▶ _INSTRUCTION_:
Retype each entry below exactly as it stands.

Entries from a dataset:
*****

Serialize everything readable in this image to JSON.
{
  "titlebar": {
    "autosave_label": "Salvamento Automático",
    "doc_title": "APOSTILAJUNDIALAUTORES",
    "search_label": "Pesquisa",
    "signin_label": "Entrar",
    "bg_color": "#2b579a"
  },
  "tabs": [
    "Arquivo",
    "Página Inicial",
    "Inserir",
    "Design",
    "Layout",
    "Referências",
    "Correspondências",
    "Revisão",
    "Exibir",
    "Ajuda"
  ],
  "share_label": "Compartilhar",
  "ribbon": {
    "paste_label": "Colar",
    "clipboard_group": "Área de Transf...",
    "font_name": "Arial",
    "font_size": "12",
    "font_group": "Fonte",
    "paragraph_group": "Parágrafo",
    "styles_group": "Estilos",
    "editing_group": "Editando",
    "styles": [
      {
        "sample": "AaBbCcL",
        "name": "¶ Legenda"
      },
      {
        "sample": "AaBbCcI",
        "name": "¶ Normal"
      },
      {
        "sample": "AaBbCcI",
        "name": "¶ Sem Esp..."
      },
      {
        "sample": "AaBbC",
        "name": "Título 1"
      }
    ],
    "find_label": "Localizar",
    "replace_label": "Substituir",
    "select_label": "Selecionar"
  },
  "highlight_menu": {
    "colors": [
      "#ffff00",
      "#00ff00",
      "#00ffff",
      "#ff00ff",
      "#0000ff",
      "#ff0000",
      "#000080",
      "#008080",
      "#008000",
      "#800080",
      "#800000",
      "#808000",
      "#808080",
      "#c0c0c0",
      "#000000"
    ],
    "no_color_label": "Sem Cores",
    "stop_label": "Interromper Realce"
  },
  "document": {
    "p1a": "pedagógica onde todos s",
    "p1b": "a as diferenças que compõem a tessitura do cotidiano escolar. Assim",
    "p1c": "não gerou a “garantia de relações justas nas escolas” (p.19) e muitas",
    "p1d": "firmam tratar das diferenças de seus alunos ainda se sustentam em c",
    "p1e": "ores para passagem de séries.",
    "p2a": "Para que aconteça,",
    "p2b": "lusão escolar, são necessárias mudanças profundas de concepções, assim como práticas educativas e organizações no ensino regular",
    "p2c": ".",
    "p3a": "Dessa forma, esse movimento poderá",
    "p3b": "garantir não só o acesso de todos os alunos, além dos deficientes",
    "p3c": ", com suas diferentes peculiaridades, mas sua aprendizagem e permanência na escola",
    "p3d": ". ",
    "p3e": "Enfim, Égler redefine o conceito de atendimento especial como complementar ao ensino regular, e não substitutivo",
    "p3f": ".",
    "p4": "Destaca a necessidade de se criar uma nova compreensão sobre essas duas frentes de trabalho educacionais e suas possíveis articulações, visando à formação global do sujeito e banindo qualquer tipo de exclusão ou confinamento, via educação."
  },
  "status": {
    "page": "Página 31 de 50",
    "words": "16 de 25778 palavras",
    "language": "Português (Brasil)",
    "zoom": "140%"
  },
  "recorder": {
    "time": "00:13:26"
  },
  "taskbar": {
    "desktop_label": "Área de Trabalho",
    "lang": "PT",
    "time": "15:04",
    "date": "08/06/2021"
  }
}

*****

▶ _THE RESULT_:
Serialize everything readable in this image to JSON.
{
  "titlebar": {
    "autosave_label": "Salvamento Automático",
    "doc_title": "APOSTILAJUNDIALAUTORES",
    "search_label": "Pesquisa",
    "signin_label": "Entrar",
    "bg_color": "#2b579a"
  },
  "tabs": [
    "Arquivo",
    "Página Inicial",
    "Inserir",
    "Design",
    "Layout",
    "Referências",
    "Correspondências",
    "Revisão",
    "Exibir",
    "Ajuda"
  ],
  "share_label": "Compartilhar",
  "ribbon": {
    "paste_label": "Colar",
    "clipboard_group": "Área de Transf...",
    "font_name": "Arial",
    "font_size": "12",
    "font_group": "Fonte",
    "paragraph_group": "Parágrafo",
    "styles_group": "Estilos",
    "editing_group": "Editando",
    "styles": [
      {
        "sample": "AaBbCcL",
        "name": "¶ Legenda"
      },
      {
        "sample": "AaBbCcI",
        "name": "¶ Normal"
      },
      {
        "sample": "AaBbCcI",
        "name": "¶ Sem Esp..."
      },
      {
        "sample": "AaBbC",
        "name": "Título 1"
      }
    ],
    "find_label": "Localizar",
    "replace_label": "Substituir",
    "select_label": "Selecionar"
  },
  "highlight_menu": {
    "colors": [
      "#ffff00",
      "#00ff00",
      "#00ffff",
      "#ff00ff",
      "#0000ff",
      "#ff0000",
      "#000080",
      "#008080",
      "#008000",
      "#800080",
      "#800000",
      "#808000",
      "#808080",
      "#c0c0c0",
      "#000000"
    ],
    "no_color_label": "Sem Cores",
    "stop_label": "Interromper Realce"
  },
  "document": {
    "p1a": "pedagógica onde todos s",
    "p1b": "a as diferenças que compõem a tessitura do cotidiano escolar. Assim",
    "p1c": "não gerou a “garantia de relações justas nas escolas” (p.19) e muitas",
    "p1d": "firmam tratar das diferenças de seus alunos ainda se sustentam em c",
    "p1e": "ores para passagem de séries.",
    "p2a": "Para que aconteça,",
    "p2b": "lusão escolar, são necessárias mudanças profundas de concepções, assim como práticas educativas e organizações no ensino regular",
    "p2c": ".",
    "p3a": "Dessa forma, esse movimento poderá",
    "p3b": "garantir não só o acesso de todos os alunos, além dos deficientes",
    "p3c": ", com suas diferentes peculiaridades, mas sua aprendizagem e permanência na escola",
    "p3d": ". ",
    "p3e": "Enfim, Égler redefine o conceito de atendimento especial como complementar ao ensino regular, e não substitutivo",
    "p3f": ".",
    "p4": "Destaca a necessidade de se criar uma nova compreensão sobre essas duas frentes de trabalho educacionais e suas possíveis articulações, visando à formação global do sujeito e banindo qualquer tipo de exclusão ou confinamento, via educação."
  },
  "status": {
    "page": "Página 31 de 50",
    "words": "16 de 25778 palavras",
    "language": "Português (Brasil)",
    "zoom": "140%"
  },
  "recorder": {
    "time": "00:13:26"
  },
  "taskbar": {
    "desktop_label": "Área de Trabalho",
    "lang": "PT",
    "time": "15:04",
    "date": "08/06/2021"
  }
}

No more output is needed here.